WRITTEN TASK: Using the material below, copy every line where "城乡居民基本医疗保险" appears.
>> BEGIN DATA RECORDS
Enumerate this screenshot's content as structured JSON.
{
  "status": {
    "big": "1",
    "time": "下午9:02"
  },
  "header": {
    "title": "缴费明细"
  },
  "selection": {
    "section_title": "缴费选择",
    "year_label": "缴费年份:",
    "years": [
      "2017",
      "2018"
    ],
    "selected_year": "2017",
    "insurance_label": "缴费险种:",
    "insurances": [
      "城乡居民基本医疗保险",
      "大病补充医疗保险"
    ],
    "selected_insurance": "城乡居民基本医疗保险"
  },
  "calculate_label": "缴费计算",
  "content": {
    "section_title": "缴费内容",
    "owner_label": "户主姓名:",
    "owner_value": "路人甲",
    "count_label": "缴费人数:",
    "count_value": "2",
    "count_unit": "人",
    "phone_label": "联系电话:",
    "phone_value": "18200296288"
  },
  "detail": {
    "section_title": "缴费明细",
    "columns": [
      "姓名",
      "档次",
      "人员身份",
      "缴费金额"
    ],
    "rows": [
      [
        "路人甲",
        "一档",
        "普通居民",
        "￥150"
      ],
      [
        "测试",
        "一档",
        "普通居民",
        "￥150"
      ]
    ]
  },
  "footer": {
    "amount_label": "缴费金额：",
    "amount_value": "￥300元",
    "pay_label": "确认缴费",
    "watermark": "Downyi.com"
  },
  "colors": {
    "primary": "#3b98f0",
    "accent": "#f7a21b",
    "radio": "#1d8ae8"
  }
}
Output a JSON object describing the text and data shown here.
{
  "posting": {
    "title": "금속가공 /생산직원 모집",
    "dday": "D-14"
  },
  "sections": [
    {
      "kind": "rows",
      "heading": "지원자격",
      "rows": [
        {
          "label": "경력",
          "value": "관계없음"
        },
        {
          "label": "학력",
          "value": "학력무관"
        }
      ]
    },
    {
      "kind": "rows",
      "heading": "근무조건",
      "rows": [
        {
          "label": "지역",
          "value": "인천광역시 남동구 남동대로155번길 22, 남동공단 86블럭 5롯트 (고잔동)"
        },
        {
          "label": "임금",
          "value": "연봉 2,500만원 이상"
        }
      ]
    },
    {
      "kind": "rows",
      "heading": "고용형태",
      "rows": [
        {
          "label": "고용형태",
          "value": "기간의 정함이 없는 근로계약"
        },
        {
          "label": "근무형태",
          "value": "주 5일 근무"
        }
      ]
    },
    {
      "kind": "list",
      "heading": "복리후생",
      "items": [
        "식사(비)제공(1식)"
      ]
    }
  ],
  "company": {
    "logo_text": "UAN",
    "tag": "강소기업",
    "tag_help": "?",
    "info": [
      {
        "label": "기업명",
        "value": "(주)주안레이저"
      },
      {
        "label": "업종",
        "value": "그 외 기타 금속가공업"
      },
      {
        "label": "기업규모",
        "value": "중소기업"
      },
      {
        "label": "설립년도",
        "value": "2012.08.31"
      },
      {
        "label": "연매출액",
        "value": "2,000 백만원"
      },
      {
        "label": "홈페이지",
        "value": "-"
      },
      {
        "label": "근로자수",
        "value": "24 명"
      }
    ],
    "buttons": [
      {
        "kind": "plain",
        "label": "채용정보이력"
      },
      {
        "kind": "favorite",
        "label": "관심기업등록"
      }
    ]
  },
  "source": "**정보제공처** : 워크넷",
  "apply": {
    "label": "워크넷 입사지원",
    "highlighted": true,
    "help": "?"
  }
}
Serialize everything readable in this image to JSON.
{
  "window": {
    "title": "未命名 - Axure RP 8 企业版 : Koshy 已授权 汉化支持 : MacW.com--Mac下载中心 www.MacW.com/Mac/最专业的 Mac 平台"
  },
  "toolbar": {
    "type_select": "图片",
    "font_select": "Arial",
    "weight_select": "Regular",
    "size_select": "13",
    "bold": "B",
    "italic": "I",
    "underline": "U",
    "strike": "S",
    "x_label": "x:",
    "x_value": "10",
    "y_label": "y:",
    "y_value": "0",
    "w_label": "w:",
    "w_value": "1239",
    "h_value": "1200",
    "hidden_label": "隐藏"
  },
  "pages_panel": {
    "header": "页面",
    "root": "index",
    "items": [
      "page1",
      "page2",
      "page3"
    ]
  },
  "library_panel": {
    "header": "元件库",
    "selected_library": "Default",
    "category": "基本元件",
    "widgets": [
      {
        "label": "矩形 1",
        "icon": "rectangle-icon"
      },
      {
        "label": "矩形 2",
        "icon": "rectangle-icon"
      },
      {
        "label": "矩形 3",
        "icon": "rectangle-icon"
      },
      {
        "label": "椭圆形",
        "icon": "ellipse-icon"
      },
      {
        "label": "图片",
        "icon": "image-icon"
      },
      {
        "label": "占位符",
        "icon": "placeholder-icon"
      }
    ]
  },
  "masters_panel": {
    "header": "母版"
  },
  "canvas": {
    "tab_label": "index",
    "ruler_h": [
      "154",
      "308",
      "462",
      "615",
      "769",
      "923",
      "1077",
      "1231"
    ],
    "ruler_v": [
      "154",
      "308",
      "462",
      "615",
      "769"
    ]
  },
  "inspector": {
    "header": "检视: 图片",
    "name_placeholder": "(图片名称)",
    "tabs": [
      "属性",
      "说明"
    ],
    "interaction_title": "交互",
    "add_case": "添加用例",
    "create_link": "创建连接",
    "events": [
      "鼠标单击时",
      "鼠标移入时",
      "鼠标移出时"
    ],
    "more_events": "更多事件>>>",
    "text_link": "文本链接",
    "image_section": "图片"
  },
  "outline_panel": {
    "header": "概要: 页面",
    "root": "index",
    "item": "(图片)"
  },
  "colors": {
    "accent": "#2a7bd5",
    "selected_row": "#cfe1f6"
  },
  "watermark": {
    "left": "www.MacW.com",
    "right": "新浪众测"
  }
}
>> END DATA RECORDS
>> BEGIN DATA RECORDS
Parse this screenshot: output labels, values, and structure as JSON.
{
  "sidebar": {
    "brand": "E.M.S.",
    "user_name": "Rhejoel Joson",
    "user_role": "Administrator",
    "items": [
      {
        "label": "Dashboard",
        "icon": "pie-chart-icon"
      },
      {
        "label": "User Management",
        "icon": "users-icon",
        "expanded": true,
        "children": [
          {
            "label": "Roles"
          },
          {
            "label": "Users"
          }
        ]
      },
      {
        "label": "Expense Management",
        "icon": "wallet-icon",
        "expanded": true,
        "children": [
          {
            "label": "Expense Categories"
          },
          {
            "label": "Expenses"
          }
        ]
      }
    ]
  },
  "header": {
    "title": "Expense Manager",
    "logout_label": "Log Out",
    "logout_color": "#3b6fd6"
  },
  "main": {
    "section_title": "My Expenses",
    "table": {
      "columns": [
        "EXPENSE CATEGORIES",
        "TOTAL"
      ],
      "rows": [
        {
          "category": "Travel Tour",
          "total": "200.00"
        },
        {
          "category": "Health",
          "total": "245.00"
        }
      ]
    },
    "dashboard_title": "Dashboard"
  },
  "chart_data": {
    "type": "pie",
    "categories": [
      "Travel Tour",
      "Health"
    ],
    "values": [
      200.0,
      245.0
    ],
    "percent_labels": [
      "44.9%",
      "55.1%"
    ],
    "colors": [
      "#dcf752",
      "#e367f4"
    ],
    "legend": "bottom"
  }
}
>> END DATA RECORDS
>> BEGIN DATA RECORDS
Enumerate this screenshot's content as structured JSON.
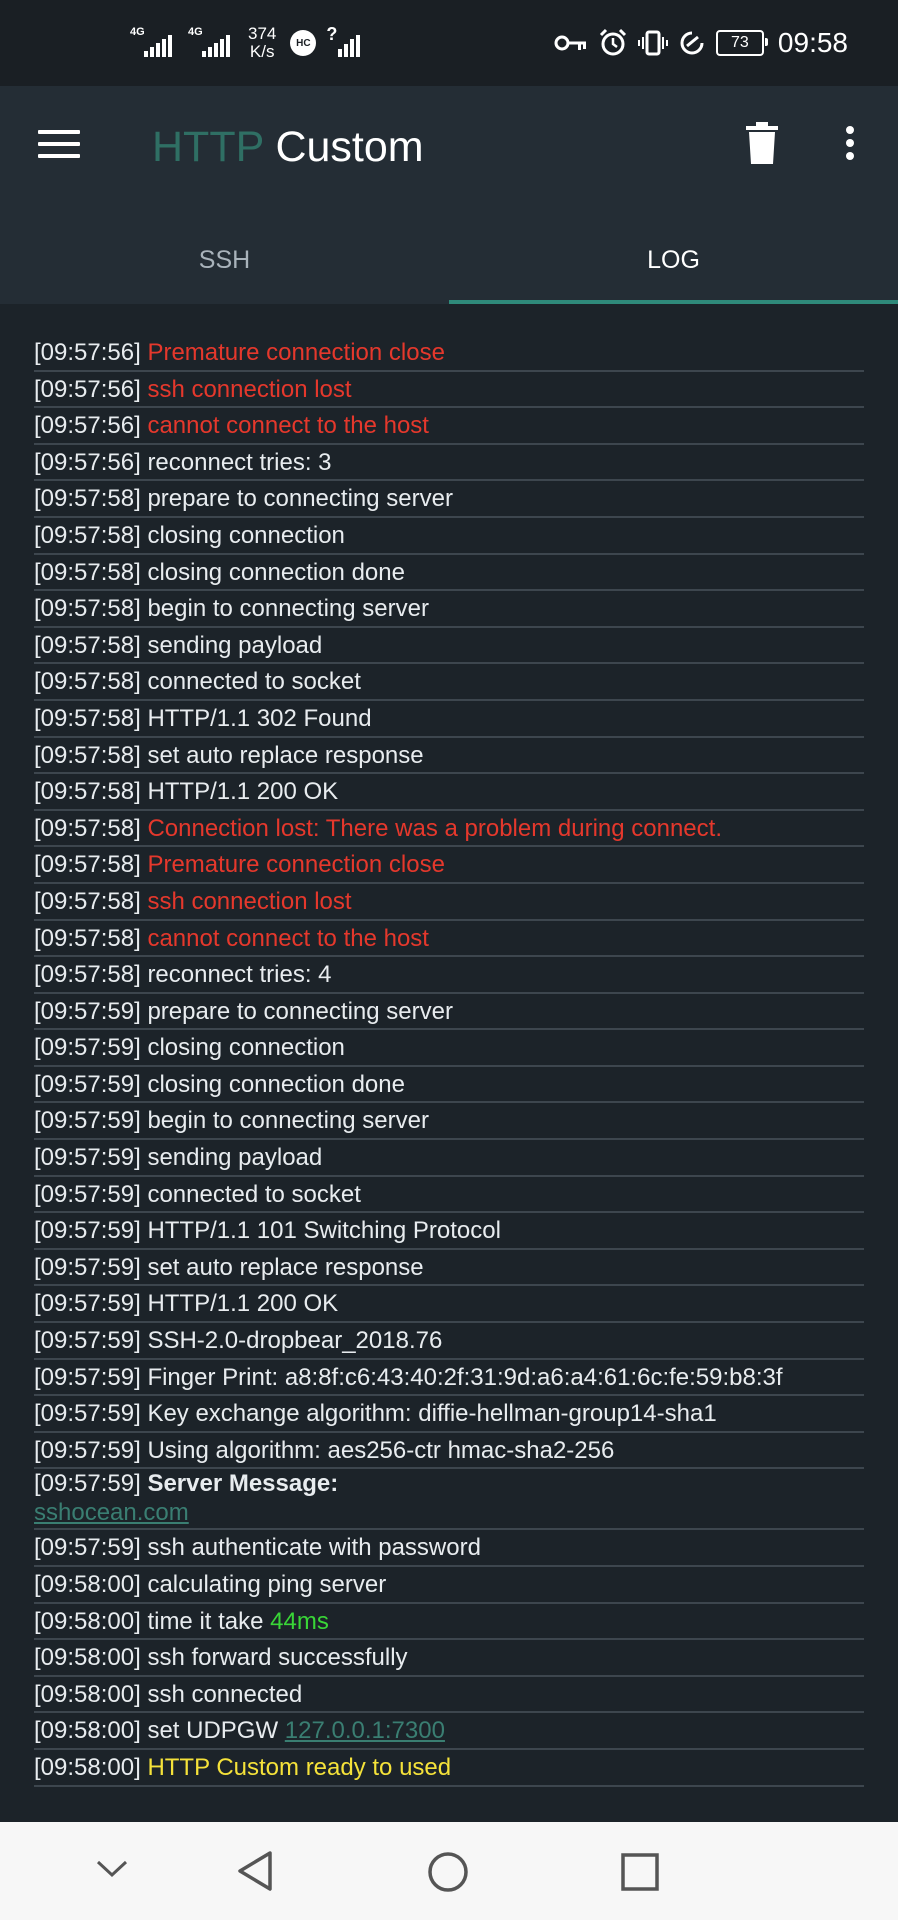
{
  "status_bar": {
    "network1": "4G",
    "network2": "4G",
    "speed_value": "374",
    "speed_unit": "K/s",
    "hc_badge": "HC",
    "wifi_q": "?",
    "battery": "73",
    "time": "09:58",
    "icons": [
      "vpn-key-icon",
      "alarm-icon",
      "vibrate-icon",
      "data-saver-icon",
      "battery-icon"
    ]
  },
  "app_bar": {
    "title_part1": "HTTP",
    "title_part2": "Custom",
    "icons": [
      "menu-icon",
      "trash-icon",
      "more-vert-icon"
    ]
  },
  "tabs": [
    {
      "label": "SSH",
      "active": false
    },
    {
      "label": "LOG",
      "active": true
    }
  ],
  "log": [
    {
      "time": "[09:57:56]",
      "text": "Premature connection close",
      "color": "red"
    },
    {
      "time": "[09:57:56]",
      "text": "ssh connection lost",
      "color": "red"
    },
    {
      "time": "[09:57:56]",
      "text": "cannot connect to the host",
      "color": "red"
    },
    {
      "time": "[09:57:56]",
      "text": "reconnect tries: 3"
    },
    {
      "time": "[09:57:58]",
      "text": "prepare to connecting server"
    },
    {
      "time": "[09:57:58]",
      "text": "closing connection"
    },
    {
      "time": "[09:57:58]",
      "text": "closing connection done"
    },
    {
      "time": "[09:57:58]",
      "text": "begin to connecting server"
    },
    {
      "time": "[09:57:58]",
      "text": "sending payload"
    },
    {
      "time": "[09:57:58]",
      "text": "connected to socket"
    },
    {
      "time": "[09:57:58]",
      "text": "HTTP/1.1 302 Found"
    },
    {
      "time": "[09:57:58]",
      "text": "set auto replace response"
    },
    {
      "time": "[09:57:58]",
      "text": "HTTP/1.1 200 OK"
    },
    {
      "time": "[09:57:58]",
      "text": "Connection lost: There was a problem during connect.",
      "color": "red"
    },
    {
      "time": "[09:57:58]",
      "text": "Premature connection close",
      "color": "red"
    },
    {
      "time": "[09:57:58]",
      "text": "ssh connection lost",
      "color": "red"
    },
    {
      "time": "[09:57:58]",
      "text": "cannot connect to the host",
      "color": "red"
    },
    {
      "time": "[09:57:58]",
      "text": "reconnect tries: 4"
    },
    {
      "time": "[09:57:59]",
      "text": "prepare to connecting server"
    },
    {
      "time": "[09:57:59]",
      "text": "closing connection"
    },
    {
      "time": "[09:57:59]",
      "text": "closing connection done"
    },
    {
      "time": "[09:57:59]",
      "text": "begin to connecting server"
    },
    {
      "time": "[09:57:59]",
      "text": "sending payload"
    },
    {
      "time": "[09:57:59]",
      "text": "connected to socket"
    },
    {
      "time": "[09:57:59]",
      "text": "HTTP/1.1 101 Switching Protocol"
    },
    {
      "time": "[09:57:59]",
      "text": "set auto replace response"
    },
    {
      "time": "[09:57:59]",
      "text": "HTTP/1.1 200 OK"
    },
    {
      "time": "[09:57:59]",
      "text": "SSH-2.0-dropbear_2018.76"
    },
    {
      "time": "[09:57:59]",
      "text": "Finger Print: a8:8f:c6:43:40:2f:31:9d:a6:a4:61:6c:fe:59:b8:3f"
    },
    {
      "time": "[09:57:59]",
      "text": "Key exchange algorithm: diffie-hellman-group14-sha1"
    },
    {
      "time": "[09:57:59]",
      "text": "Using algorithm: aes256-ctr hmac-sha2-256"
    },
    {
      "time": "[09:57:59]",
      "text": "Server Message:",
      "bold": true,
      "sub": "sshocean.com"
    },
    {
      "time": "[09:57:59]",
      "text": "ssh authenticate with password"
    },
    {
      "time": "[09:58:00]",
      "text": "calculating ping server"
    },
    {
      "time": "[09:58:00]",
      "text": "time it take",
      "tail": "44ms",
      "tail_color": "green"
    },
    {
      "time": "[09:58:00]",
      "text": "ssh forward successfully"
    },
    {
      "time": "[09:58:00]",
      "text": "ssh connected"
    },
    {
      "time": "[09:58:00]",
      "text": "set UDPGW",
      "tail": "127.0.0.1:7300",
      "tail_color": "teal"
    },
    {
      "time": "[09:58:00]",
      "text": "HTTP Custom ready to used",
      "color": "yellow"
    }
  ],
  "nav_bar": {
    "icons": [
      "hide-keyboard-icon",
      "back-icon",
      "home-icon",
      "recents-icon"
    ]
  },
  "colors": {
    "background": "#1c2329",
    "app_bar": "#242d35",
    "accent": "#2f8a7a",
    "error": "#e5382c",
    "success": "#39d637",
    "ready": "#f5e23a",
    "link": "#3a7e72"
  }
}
>> END DATA RECORDS
EXERCISE ANSWER:
      "城乡居民基本医疗保险",
    "selected_insurance": "城乡居民基本医疗保险"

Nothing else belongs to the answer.